## What is asked
Copy every line of the listing that holds the string "type".

..............................

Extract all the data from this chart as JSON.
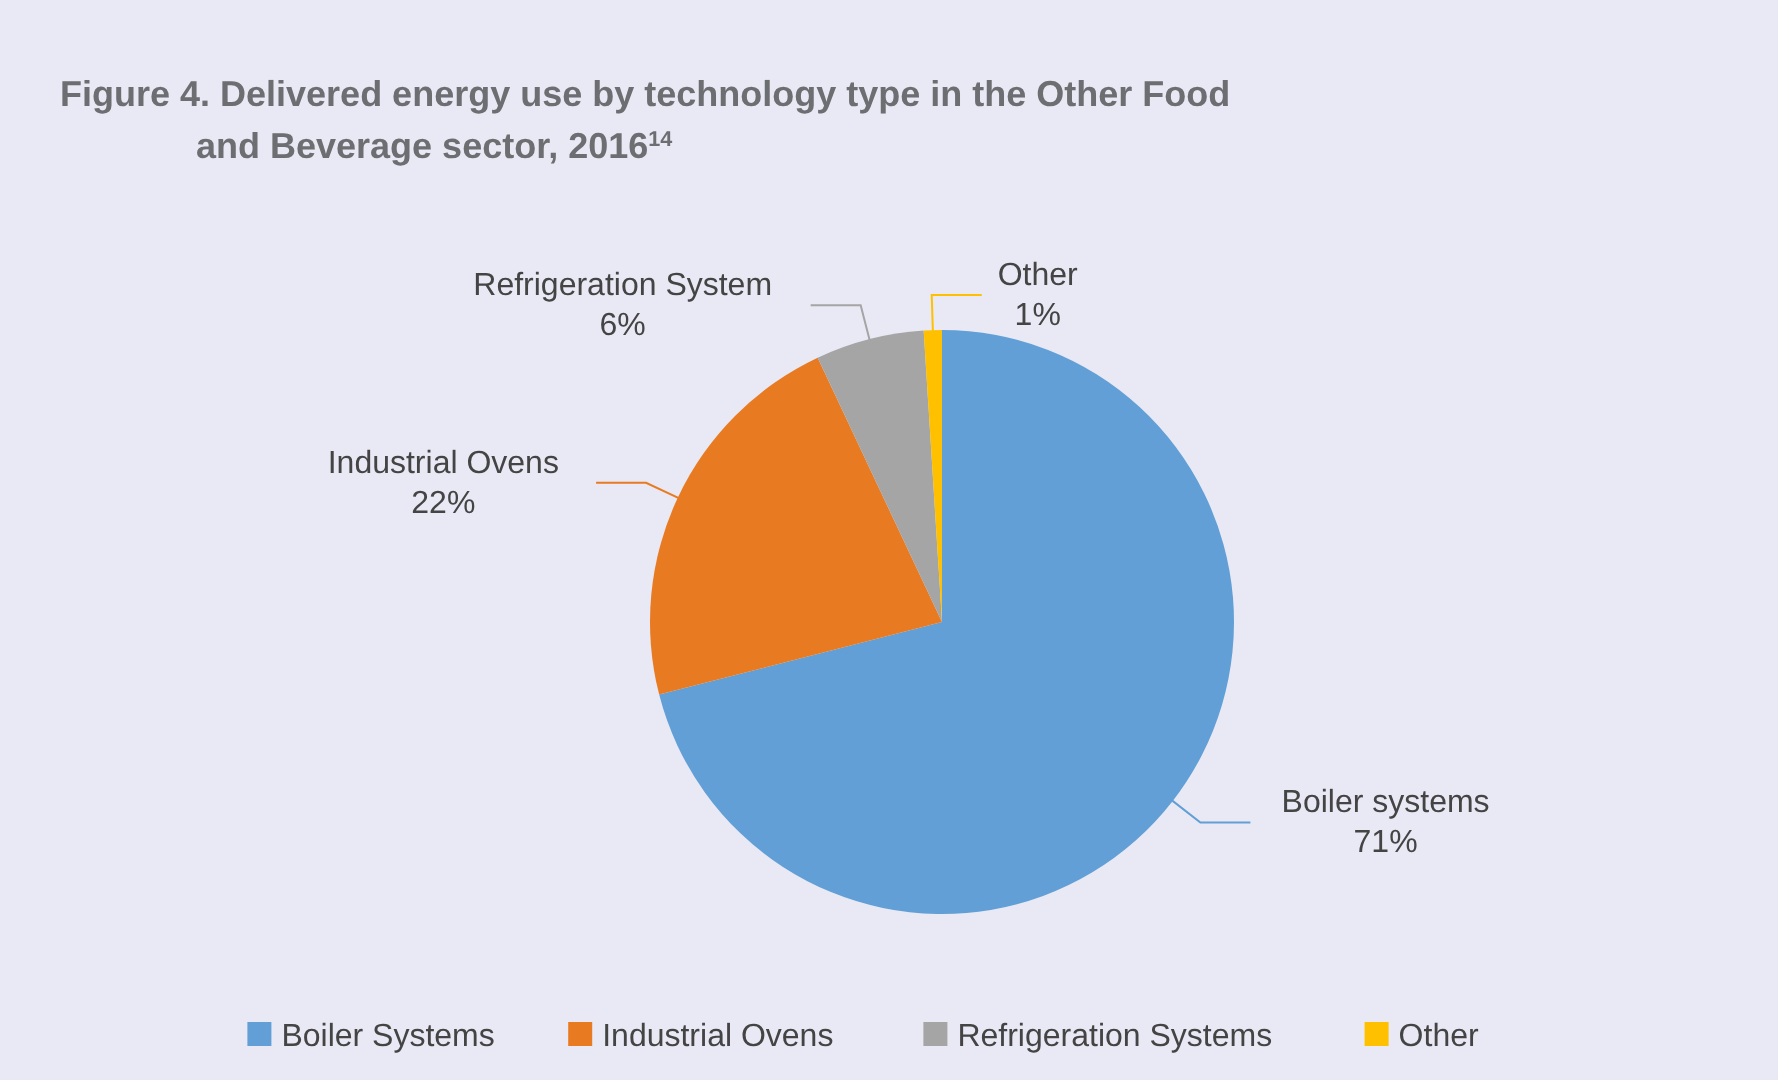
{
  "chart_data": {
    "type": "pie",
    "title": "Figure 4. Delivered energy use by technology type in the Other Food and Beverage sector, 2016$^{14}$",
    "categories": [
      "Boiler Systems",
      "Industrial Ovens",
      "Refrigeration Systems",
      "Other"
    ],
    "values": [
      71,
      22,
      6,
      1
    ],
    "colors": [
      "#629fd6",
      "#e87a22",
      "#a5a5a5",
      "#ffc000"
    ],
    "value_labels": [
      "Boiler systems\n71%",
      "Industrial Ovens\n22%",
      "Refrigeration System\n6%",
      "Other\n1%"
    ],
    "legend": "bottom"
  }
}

..............................

## Response to the exercise
    "type": "pie",
    "title": "Figure 4. Delivered energy use by technology type in the Other Food and Beverage sector, 2016$^{14}$",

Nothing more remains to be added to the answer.